> _Problem to solve_:
Take every line that has the string "title" and copy it out.

> _Supplied data_:
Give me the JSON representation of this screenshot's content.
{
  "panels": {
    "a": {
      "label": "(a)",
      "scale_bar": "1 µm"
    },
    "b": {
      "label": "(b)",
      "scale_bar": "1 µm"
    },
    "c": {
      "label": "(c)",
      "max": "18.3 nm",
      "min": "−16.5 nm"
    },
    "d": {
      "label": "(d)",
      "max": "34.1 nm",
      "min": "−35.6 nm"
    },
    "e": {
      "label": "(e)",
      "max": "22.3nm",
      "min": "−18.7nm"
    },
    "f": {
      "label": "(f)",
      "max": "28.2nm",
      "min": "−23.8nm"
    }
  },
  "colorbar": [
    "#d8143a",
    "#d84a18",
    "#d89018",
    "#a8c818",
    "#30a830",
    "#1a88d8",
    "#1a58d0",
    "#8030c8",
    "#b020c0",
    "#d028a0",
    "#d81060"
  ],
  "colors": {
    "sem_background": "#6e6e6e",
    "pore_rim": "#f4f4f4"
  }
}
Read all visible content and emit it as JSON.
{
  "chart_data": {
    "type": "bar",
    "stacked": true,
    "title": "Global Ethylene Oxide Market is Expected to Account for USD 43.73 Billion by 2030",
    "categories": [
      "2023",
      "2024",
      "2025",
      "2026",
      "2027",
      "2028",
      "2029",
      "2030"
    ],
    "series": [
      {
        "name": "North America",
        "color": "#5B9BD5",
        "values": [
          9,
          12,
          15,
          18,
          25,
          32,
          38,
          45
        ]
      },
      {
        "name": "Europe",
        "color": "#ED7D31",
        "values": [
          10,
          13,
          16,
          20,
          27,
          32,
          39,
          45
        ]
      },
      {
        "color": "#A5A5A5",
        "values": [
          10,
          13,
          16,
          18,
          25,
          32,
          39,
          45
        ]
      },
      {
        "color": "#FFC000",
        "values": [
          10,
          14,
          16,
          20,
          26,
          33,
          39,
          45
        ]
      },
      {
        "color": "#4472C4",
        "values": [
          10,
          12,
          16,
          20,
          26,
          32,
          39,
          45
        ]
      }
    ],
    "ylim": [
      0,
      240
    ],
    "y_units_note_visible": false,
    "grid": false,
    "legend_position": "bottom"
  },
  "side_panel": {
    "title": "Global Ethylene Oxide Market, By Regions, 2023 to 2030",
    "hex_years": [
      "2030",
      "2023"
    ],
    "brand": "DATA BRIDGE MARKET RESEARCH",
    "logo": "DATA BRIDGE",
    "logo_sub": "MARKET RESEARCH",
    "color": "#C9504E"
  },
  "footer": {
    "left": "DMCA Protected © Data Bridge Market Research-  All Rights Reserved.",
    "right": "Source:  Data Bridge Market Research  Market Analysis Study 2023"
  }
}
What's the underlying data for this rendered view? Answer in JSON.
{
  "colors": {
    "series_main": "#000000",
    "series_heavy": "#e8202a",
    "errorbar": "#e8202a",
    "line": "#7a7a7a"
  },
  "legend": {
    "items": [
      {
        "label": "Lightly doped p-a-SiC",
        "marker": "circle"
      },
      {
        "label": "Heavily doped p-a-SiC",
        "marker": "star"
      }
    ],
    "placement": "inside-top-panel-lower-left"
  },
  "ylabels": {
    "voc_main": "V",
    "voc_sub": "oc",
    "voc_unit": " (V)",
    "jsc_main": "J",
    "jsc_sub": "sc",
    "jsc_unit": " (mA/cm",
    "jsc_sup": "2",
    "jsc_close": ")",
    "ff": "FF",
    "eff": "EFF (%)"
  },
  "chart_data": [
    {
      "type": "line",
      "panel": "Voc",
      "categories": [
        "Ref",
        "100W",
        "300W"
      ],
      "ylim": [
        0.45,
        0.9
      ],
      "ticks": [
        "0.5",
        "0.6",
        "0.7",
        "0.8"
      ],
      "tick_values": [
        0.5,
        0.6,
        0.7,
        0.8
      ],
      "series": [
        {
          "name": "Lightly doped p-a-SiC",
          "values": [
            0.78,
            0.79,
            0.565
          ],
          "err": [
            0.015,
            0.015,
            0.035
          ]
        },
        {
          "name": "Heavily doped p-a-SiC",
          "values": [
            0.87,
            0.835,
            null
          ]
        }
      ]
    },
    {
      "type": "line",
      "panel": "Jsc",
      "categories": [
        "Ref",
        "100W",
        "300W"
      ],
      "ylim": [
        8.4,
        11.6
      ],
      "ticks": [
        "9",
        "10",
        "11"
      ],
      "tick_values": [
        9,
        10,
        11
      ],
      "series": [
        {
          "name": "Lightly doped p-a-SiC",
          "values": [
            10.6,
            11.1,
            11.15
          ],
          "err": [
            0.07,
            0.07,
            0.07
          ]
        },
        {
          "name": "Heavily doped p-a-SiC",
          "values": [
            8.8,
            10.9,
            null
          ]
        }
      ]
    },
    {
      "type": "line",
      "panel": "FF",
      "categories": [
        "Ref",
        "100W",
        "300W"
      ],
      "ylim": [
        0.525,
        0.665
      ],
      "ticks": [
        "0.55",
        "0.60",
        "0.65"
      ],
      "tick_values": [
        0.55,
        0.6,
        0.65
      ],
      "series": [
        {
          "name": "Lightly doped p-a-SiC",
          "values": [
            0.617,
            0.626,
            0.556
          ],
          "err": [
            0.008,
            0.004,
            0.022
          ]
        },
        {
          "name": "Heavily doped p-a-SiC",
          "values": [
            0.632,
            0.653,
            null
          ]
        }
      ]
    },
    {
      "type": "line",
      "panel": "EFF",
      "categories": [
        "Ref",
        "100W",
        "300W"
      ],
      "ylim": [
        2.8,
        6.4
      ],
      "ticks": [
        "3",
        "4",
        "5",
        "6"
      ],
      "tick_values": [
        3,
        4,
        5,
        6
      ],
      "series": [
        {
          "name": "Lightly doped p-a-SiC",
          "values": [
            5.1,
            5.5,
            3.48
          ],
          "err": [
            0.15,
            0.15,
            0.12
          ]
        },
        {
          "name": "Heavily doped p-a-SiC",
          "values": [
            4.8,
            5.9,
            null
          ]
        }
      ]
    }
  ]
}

> _Final result_:
    "title": "Global Ethylene Oxide Market is Expected to Account for USD 43.73 Billion by 2030",
    "title": "Global Ethylene Oxide Market, By Regions, 2023 to 2030",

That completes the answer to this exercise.